**THE PROBLEM:** Among the entries below, count the lines that contain the word "response". Write down only the total.

**EXERCISE DATA:**
►

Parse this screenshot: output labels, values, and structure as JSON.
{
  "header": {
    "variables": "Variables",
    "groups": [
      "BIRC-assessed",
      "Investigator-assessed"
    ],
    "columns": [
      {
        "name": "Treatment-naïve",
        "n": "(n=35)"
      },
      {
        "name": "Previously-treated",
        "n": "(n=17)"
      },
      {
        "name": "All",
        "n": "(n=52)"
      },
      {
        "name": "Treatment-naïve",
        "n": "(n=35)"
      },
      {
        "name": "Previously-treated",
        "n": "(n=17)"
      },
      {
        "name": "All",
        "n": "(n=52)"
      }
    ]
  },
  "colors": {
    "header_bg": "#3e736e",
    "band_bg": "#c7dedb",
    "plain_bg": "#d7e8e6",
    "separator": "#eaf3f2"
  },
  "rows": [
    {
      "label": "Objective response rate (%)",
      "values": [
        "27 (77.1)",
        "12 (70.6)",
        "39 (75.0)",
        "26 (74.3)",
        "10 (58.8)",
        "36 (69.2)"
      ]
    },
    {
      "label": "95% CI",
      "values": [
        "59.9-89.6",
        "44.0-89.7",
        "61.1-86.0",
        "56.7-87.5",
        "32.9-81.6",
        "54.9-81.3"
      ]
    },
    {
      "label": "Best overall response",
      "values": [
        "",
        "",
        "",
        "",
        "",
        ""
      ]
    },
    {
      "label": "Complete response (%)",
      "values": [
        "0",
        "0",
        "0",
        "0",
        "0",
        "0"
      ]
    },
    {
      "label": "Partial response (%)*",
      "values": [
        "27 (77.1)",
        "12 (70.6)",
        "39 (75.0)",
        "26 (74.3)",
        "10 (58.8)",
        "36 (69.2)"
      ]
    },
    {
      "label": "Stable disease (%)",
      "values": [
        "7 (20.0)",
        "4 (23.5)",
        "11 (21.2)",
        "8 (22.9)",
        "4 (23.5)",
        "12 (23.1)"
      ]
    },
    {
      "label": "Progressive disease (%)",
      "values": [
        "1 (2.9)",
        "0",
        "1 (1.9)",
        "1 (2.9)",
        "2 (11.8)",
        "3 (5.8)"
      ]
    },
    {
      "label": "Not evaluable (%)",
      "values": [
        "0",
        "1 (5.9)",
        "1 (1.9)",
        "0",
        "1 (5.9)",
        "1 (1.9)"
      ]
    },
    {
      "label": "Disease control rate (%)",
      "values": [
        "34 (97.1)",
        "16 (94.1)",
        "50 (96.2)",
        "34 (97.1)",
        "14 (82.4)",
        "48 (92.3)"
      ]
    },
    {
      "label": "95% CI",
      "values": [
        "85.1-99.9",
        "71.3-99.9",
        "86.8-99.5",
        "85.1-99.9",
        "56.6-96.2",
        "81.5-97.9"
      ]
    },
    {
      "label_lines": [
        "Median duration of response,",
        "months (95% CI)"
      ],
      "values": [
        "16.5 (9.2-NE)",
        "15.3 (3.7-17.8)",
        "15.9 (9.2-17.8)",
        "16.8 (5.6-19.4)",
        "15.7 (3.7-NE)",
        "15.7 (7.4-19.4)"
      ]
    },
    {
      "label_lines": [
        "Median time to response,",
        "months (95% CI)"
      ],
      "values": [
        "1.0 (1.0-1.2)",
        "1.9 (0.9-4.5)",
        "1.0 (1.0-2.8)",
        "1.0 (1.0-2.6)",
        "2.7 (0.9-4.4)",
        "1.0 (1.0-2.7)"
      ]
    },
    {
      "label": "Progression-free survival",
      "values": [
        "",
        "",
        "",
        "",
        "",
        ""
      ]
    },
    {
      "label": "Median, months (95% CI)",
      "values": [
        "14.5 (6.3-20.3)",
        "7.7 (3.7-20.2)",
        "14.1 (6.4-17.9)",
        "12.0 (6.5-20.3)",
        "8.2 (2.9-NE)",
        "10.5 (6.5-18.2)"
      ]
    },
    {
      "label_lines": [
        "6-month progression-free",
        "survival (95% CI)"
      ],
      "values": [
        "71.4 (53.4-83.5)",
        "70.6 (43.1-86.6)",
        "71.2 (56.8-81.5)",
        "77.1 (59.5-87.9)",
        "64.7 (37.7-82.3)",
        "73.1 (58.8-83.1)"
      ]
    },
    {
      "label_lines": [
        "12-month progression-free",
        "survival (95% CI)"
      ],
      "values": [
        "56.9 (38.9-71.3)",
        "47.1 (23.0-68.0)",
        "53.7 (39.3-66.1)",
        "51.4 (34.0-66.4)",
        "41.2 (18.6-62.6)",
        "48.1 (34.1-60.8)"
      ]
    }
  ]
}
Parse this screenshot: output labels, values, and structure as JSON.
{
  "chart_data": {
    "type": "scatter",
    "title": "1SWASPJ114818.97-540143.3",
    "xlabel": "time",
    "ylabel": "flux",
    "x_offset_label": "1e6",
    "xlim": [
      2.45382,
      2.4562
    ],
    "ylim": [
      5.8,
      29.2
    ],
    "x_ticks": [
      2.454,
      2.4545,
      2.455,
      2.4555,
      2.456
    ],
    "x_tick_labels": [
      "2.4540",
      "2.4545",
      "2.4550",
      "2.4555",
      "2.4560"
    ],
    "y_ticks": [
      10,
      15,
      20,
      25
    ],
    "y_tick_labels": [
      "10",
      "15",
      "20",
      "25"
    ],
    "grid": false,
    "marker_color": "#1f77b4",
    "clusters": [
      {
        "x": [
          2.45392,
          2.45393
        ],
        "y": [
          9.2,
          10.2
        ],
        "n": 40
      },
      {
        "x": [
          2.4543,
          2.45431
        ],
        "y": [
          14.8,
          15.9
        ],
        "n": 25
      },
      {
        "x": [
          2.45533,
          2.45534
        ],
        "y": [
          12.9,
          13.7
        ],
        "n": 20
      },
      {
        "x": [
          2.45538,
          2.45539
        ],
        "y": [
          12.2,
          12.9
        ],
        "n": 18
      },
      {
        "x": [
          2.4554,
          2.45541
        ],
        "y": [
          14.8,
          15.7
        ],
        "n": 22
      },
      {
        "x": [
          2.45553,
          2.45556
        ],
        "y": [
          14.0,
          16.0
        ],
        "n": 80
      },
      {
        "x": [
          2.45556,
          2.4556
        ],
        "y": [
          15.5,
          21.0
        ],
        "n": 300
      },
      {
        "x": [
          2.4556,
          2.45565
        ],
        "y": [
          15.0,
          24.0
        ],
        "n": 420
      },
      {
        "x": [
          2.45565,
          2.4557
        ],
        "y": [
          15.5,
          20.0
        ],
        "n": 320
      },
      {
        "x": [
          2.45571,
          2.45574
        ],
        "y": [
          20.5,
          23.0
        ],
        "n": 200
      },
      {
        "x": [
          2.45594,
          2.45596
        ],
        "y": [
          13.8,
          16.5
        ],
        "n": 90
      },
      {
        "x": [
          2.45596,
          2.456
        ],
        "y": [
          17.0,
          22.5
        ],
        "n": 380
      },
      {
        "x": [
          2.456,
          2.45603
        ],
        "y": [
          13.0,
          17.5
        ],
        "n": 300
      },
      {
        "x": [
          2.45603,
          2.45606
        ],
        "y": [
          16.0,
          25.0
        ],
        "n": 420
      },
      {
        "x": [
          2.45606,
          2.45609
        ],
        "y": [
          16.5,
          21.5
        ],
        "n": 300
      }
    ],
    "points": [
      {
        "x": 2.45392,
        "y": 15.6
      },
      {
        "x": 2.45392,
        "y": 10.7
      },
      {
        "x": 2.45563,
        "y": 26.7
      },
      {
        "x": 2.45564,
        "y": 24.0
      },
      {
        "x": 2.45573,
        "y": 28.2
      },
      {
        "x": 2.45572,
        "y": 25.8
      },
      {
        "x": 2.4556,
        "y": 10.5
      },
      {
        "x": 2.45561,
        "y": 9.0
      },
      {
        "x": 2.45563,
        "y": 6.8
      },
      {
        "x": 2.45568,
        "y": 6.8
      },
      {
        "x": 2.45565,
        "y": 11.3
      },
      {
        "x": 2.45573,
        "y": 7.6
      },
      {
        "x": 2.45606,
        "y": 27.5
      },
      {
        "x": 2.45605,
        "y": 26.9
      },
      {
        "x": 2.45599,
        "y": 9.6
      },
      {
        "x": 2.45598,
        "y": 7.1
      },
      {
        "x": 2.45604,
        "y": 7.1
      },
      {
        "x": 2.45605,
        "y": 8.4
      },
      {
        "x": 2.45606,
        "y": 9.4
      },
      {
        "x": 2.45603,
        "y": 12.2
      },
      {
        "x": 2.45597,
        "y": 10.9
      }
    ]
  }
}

◄

**THE SOLUTION:** 6